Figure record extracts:
================================
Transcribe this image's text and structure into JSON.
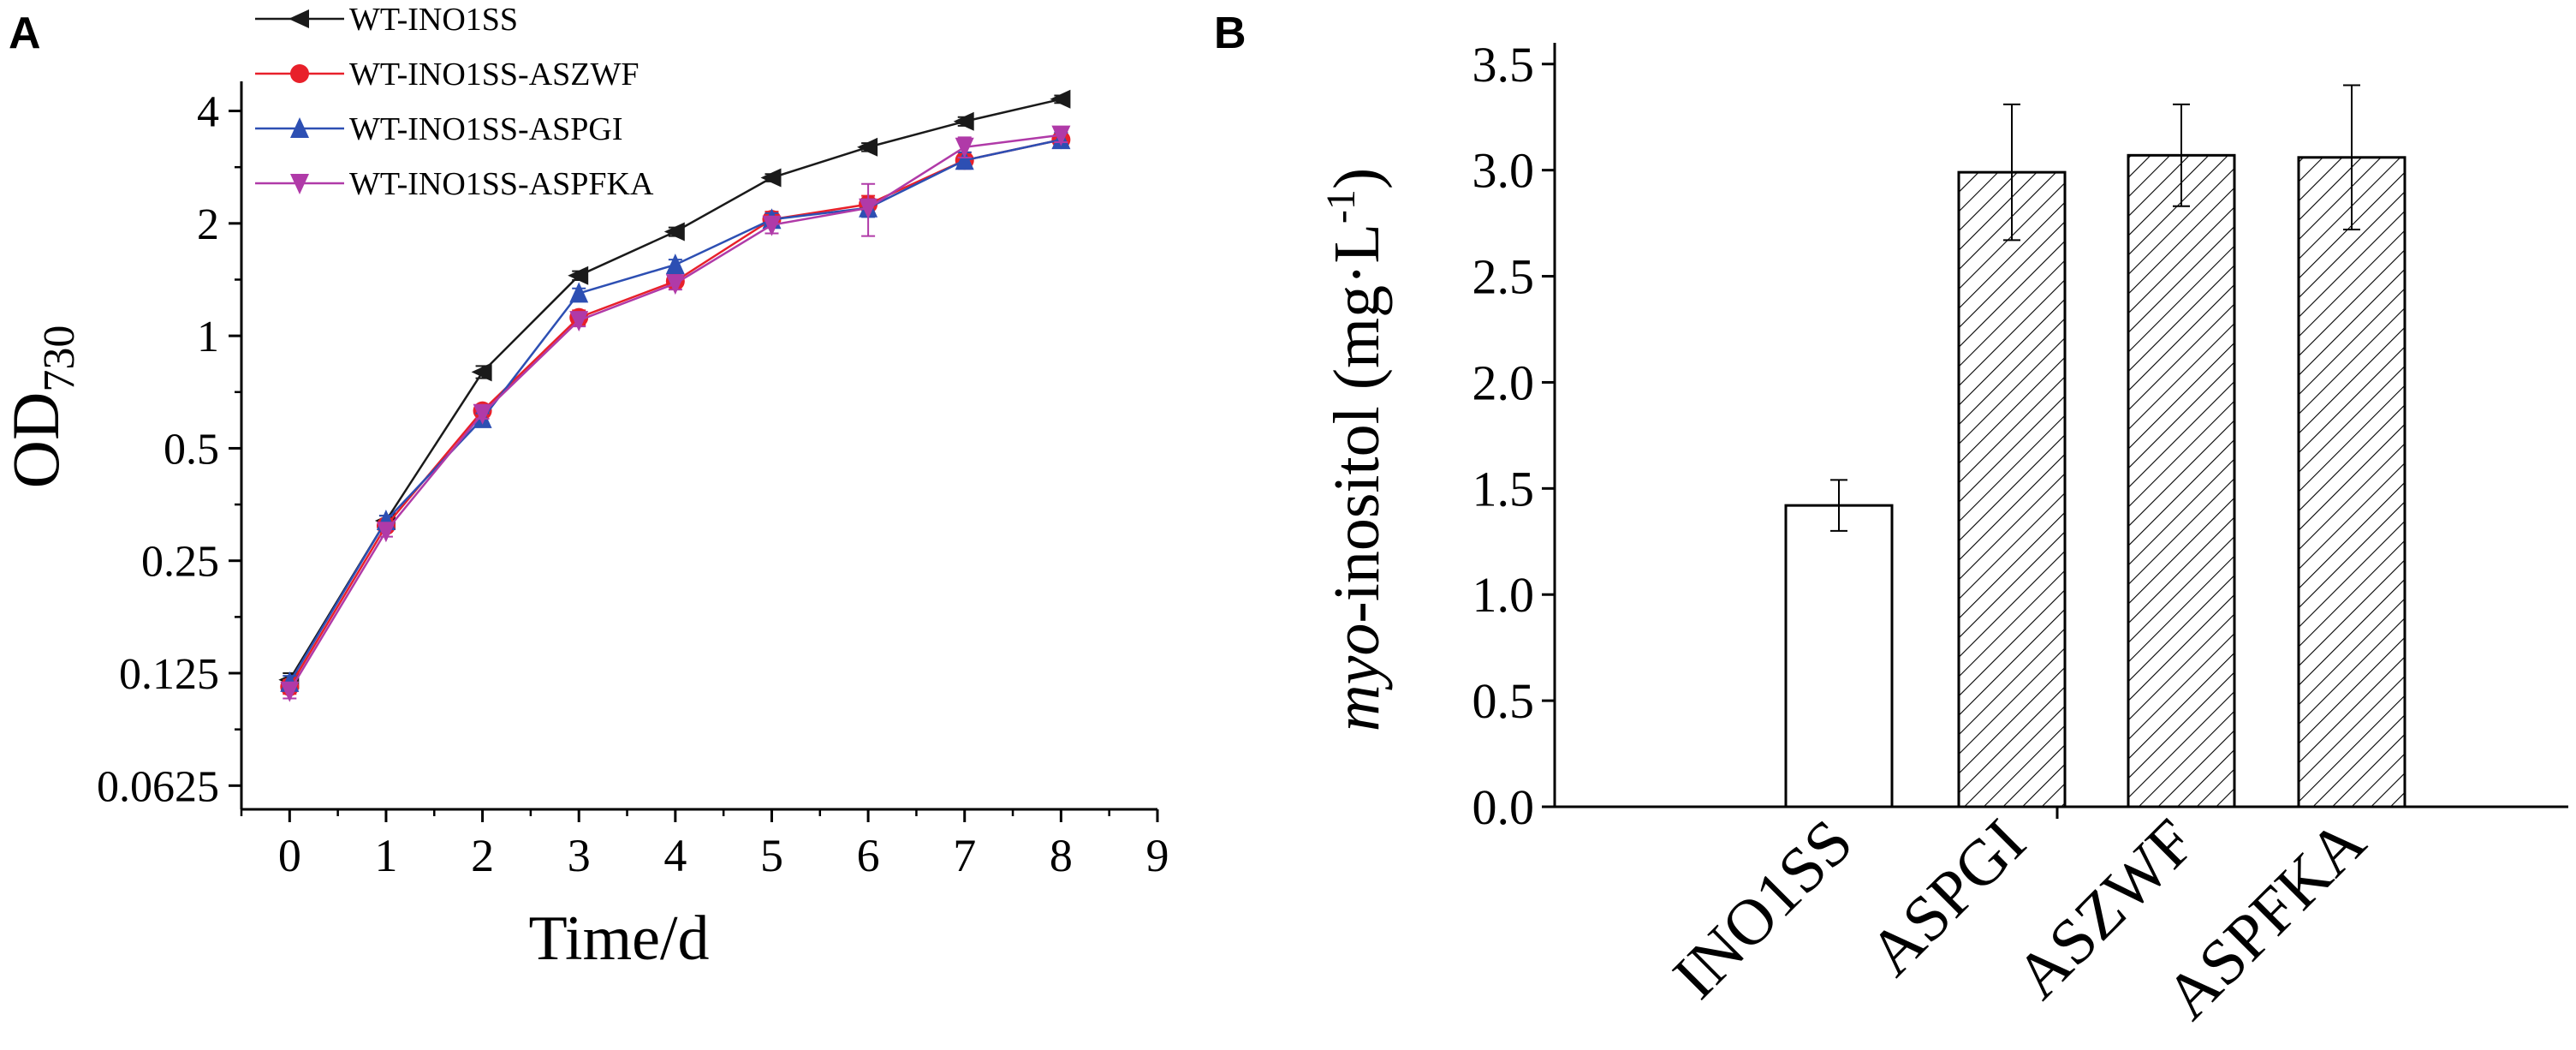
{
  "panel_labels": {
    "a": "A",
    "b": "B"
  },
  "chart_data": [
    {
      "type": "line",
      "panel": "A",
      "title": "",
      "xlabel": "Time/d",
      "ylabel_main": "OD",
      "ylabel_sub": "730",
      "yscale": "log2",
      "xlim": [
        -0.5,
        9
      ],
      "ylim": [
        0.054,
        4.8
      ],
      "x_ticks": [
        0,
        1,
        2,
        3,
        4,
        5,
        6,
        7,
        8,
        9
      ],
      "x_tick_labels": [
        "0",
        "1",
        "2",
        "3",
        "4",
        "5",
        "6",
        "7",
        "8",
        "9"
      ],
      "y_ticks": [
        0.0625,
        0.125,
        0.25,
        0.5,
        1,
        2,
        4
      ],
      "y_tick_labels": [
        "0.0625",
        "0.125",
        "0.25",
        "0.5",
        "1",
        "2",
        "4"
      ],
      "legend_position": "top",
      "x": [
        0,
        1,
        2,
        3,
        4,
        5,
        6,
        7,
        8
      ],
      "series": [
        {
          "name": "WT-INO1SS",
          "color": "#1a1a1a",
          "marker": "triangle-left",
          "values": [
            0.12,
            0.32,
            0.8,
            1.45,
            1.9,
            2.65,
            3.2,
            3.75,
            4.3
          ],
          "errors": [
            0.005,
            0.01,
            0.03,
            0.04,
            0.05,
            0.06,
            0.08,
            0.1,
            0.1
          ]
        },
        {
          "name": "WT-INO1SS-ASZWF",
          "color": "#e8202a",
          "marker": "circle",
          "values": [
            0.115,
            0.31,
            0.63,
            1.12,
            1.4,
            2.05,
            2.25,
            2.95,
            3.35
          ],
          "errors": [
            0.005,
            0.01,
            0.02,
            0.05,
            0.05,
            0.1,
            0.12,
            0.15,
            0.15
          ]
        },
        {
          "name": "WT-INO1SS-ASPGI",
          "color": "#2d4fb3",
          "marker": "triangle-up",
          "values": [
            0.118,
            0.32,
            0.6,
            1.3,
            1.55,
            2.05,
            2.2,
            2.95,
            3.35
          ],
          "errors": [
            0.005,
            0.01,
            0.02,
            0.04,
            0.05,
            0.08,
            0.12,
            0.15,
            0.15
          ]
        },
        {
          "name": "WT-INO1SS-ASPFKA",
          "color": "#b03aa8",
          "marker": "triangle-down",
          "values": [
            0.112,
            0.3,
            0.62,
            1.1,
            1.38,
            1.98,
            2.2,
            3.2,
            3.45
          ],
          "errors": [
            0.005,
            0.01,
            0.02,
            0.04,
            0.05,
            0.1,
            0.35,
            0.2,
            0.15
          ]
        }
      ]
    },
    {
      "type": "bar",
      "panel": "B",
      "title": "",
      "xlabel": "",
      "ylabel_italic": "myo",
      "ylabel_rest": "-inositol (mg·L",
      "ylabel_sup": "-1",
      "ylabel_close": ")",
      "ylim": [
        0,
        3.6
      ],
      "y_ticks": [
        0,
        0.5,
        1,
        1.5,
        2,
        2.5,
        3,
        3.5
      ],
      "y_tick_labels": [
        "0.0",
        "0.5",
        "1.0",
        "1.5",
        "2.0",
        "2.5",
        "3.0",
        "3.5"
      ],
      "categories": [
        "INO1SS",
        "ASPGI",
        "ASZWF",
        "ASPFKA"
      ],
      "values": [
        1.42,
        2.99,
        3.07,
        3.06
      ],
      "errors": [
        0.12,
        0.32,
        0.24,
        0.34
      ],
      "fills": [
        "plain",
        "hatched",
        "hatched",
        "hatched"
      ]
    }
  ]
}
================================
* What the exercise asks: Return each line of the data, keeping its wording exact and omitting pictures.

* Solved exercise:
Transcribe this image's text and structure into JSON.
{
  "panel_labels": {
    "a": "A",
    "b": "B"
  },
  "chart_data": [
    {
      "type": "line",
      "panel": "A",
      "title": "",
      "xlabel": "Time/d",
      "ylabel_main": "OD",
      "ylabel_sub": "730",
      "yscale": "log2",
      "xlim": [
        -0.5,
        9
      ],
      "ylim": [
        0.054,
        4.8
      ],
      "x_ticks": [
        0,
        1,
        2,
        3,
        4,
        5,
        6,
        7,
        8,
        9
      ],
      "x_tick_labels": [
        "0",
        "1",
        "2",
        "3",
        "4",
        "5",
        "6",
        "7",
        "8",
        "9"
      ],
      "y_ticks": [
        0.0625,
        0.125,
        0.25,
        0.5,
        1,
        2,
        4
      ],
      "y_tick_labels": [
        "0.0625",
        "0.125",
        "0.25",
        "0.5",
        "1",
        "2",
        "4"
      ],
      "legend_position": "top",
      "x": [
        0,
        1,
        2,
        3,
        4,
        5,
        6,
        7,
        8
      ],
      "series": [
        {
          "name": "WT-INO1SS",
          "color": "#1a1a1a",
          "marker": "triangle-left",
          "values": [
            0.12,
            0.32,
            0.8,
            1.45,
            1.9,
            2.65,
            3.2,
            3.75,
            4.3
          ],
          "errors": [
            0.005,
            0.01,
            0.03,
            0.04,
            0.05,
            0.06,
            0.08,
            0.1,
            0.1
          ]
        },
        {
          "name": "WT-INO1SS-ASZWF",
          "color": "#e8202a",
          "marker": "circle",
          "values": [
            0.115,
            0.31,
            0.63,
            1.12,
            1.4,
            2.05,
            2.25,
            2.95,
            3.35
          ],
          "errors": [
            0.005,
            0.01,
            0.02,
            0.05,
            0.05,
            0.1,
            0.12,
            0.15,
            0.15
          ]
        },
        {
          "name": "WT-INO1SS-ASPGI",
          "color": "#2d4fb3",
          "marker": "triangle-up",
          "values": [
            0.118,
            0.32,
            0.6,
            1.3,
            1.55,
            2.05,
            2.2,
            2.95,
            3.35
          ],
          "errors": [
            0.005,
            0.01,
            0.02,
            0.04,
            0.05,
            0.08,
            0.12,
            0.15,
            0.15
          ]
        },
        {
          "name": "WT-INO1SS-ASPFKA",
          "color": "#b03aa8",
          "marker": "triangle-down",
          "values": [
            0.112,
            0.3,
            0.62,
            1.1,
            1.38,
            1.98,
            2.2,
            3.2,
            3.45
          ],
          "errors": [
            0.005,
            0.01,
            0.02,
            0.04,
            0.05,
            0.1,
            0.35,
            0.2,
            0.15
          ]
        }
      ]
    },
    {
      "type": "bar",
      "panel": "B",
      "title": "",
      "xlabel": "",
      "ylabel_italic": "myo",
      "ylabel_rest": "-inositol (mg·L",
      "ylabel_sup": "-1",
      "ylabel_close": ")",
      "ylim": [
        0,
        3.6
      ],
      "y_ticks": [
        0,
        0.5,
        1,
        1.5,
        2,
        2.5,
        3,
        3.5
      ],
      "y_tick_labels": [
        "0.0",
        "0.5",
        "1.0",
        "1.5",
        "2.0",
        "2.5",
        "3.0",
        "3.5"
      ],
      "categories": [
        "INO1SS",
        "ASPGI",
        "ASZWF",
        "ASPFKA"
      ],
      "values": [
        1.42,
        2.99,
        3.07,
        3.06
      ],
      "errors": [
        0.12,
        0.32,
        0.24,
        0.34
      ],
      "fills": [
        "plain",
        "hatched",
        "hatched",
        "hatched"
      ]
    }
  ]
}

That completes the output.